作業内容:
[1] 記録の最初の行から「temperature-panel-title: kT (keV)」を含む行までを、「temperature」を「thermal」に置き換え、ほかは一切変えずに書き直してください。
[2] ドイツの政治情勢についての本文を、最後の文のあとから引き継いで書き続けてください。

本文:

日独経済日記

日独間の架け橋となることを目指しています

20210929 ドイツ政治情勢アップデート

メルケル退場と共に、中道右派(CDU/CSU)と中道左派SPD)による2大政党時代が終了し、GreenとFDPを加えた民主的4政党間の連立を前提とする新たな時代が始まりました。このような状況下では、わずか25%くらいの得票率でも首相輩出が可能となります。今までよりは選挙後の連立交渉に時間がかかるでしょうし、いつ何時予測不能な展開に陥らないとも限りませんのでしっかり見張っていくつもりです。

データセットの項目
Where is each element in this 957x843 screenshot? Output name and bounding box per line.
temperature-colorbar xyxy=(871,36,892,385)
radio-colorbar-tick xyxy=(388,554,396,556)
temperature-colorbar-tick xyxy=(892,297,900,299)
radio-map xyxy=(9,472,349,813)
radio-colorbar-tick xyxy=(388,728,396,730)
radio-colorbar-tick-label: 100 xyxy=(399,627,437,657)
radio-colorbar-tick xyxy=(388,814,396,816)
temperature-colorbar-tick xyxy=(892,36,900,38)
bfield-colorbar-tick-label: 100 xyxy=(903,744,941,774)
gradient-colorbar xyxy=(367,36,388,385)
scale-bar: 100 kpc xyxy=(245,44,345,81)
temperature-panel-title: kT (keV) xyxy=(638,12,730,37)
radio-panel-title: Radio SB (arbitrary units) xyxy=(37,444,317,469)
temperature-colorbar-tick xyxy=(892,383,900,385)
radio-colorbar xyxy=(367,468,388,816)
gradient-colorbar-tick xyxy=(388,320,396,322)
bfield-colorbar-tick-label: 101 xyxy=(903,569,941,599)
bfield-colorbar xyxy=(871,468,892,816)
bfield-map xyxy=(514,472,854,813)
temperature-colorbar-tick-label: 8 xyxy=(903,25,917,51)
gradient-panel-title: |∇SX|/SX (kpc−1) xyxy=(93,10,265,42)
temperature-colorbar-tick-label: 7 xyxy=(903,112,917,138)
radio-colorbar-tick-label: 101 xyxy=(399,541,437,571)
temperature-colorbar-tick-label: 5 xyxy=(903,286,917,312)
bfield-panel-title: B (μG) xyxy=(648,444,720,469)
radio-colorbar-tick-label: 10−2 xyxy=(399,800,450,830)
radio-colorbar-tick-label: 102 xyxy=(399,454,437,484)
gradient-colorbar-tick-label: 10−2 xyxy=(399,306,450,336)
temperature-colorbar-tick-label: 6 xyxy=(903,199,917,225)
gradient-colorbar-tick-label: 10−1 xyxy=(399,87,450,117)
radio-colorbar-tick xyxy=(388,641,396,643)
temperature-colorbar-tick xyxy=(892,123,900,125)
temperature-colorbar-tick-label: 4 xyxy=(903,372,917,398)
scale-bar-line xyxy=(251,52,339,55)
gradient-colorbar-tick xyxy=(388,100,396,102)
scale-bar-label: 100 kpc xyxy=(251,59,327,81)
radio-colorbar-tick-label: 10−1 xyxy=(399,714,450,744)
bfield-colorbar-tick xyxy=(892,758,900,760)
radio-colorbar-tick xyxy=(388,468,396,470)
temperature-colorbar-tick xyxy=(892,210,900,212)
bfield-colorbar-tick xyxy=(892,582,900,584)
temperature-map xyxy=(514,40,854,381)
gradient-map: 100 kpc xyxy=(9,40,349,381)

結果:
[1]
Where is each element in this 957x843 screenshot? Output name and bounding box per line.
thermal-colorbar xyxy=(871,36,892,385)
radio-colorbar-tick xyxy=(388,554,396,556)
thermal-colorbar-tick xyxy=(892,297,900,299)
radio-map xyxy=(9,472,349,813)
radio-colorbar-tick xyxy=(388,728,396,730)
radio-colorbar-tick-label: 100 xyxy=(399,627,437,657)
radio-colorbar-tick xyxy=(388,814,396,816)
thermal-colorbar-tick xyxy=(892,36,900,38)
bfield-colorbar-tick-label: 100 xyxy=(903,744,941,774)
gradient-colorbar xyxy=(367,36,388,385)
scale-bar: 100 kpc xyxy=(245,44,345,81)
thermal-panel-title: kT (keV) xyxy=(638,12,730,37)

[2]
●今回のドイツ総選挙では、極右(AfD:12.6⇒10.3%)も極左(Linke:9.2⇒4.9%)も議席を減らしており、極右や極左を懐柔して政権内に取り込まざるを得ない他の欧州諸国から見ればドイツはまだまだ「高度に民主的」であり、うらやましく思われています。一方、2大政党時代よりは明らかに不安定な政権とならざるを得ないため、ドイツのEU内でのリーダーシップが弱まる可能性は高いようにも思われます。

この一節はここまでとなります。